▶ **Set exercise**: Write out the listing below in full and exactly, leaving out every picture.

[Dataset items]
* * *
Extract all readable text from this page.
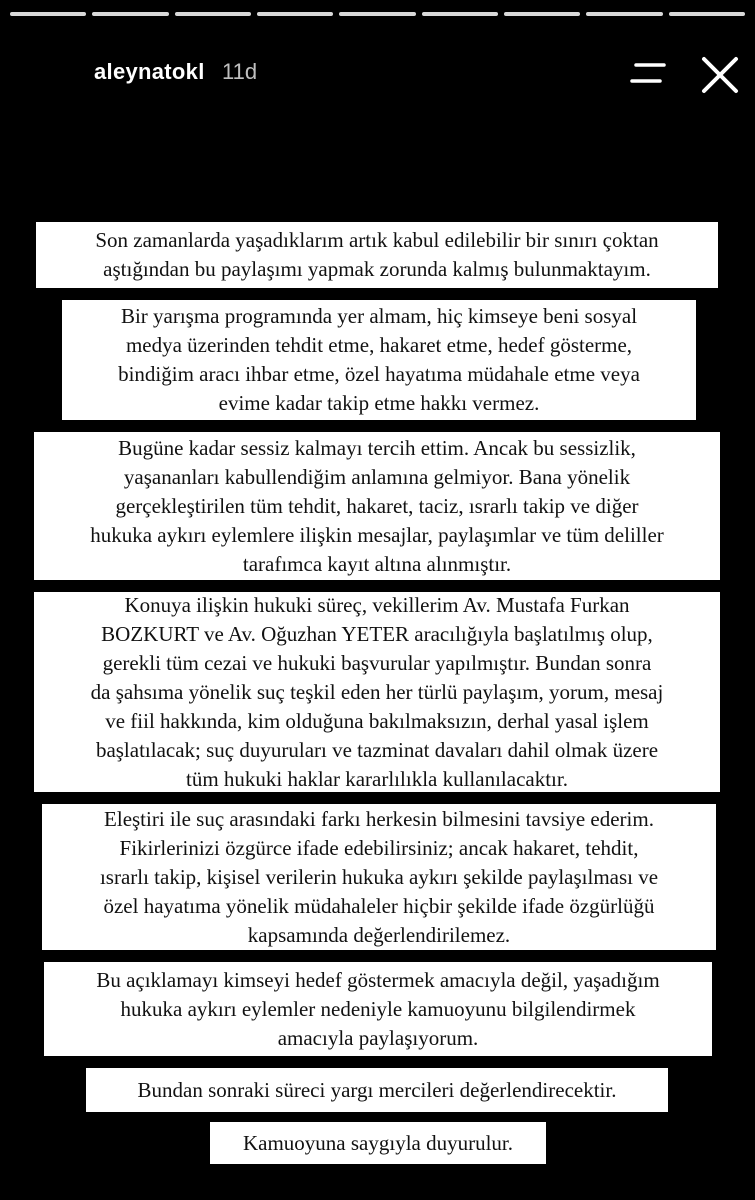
aleynatokl 11d
Son zamanlarda yaşadıklarım artık kabul edilebilir bir sınırı çoktan
aştığından bu paylaşımı yapmak zorunda kalmış bulunmaktayım.
Bir yarışma programında yer almam, hiç kimseye beni sosyal
medya üzerinden tehdit etme, hakaret etme, hedef gösterme,
bindiğim aracı ihbar etme, özel hayatıma müdahale etme veya
evime kadar takip etme hakkı vermez.
Bugüne kadar sessiz kalmayı tercih ettim. Ancak bu sessizlik,
yaşananları kabullendiğim anlamına gelmiyor. Bana yönelik
gerçekleştirilen tüm tehdit, hakaret, taciz, ısrarlı takip ve diğer
hukuka aykırı eylemlere ilişkin mesajlar, paylaşımlar ve tüm deliller
tarafımca kayıt altına alınmıştır.
Konuya ilişkin hukuki süreç, vekillerim Av. Mustafa Furkan
BOZKURT ve Av. Oğuzhan YETER aracılığıyla başlatılmış olup,
gerekli tüm cezai ve hukuki başvurular yapılmıştır. Bundan sonra
da şahsıma yönelik suç teşkil eden her türlü paylaşım, yorum, mesaj
ve fiil hakkında, kim olduğuna bakılmaksızın, derhal yasal işlem
başlatılacak; suç duyuruları ve tazminat davaları dahil olmak üzere
tüm hukuki haklar kararlılıkla kullanılacaktır.
Eleştiri ile suç arasındaki farkı herkesin bilmesini tavsiye ederim.
Fikirlerinizi özgürce ifade edebilirsiniz; ancak hakaret, tehdit,
ısrarlı takip, kişisel verilerin hukuka aykırı şekilde paylaşılması ve
özel hayatıma yönelik müdahaleler hiçbir şekilde ifade özgürlüğü
kapsamında değerlendirilemez.
Bu açıklamayı kimseyi hedef göstermek amacıyla değil, yaşadığım
hukuka aykırı eylemler nedeniyle kamuoyunu bilgilendirmek
amacıyla paylaşıyorum.
Bundan sonraki süreci yargı mercileri değerlendirecektir.
Kamuoyuna saygıyla duyurulur.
* * *
▶ **Reply to the exercise**:
Extract all readable text from this page.
aleynatokl 11d
Son zamanlarda yaşadıklarım artık kabul edilebilir bir sınırı çoktan
aştığından bu paylaşımı yapmak zorunda kalmış bulunmaktayım.
Bir yarışma programında yer almam, hiç kimseye beni sosyal
medya üzerinden tehdit etme, hakaret etme, hedef gösterme,
bindiğim aracı ihbar etme, özel hayatıma müdahale etme veya
evime kadar takip etme hakkı vermez.
Bugüne kadar sessiz kalmayı tercih ettim. Ancak bu sessizlik,
yaşananları kabullendiğim anlamına gelmiyor. Bana yönelik
gerçekleştirilen tüm tehdit, hakaret, taciz, ısrarlı takip ve diğer
hukuka aykırı eylemlere ilişkin mesajlar, paylaşımlar ve tüm deliller
tarafımca kayıt altına alınmıştır.
Konuya ilişkin hukuki süreç, vekillerim Av. Mustafa Furkan
BOZKURT ve Av. Oğuzhan YETER aracılığıyla başlatılmış olup,
gerekli tüm cezai ve hukuki başvurular yapılmıştır. Bundan sonra
da şahsıma yönelik suç teşkil eden her türlü paylaşım, yorum, mesaj
ve fiil hakkında, kim olduğuna bakılmaksızın, derhal yasal işlem
başlatılacak; suç duyuruları ve tazminat davaları dahil olmak üzere
tüm hukuki haklar kararlılıkla kullanılacaktır.
Eleştiri ile suç arasındaki farkı herkesin bilmesini tavsiye ederim.
Fikirlerinizi özgürce ifade edebilirsiniz; ancak hakaret, tehdit,
ısrarlı takip, kişisel verilerin hukuka aykırı şekilde paylaşılması ve
özel hayatıma yönelik müdahaleler hiçbir şekilde ifade özgürlüğü
kapsamında değerlendirilemez.
Bu açıklamayı kimseyi hedef göstermek amacıyla değil, yaşadığım
hukuka aykırı eylemler nedeniyle kamuoyunu bilgilendirmek
amacıyla paylaşıyorum.
Bundan sonraki süreci yargı mercileri değerlendirecektir.
Kamuoyuna saygıyla duyurulur.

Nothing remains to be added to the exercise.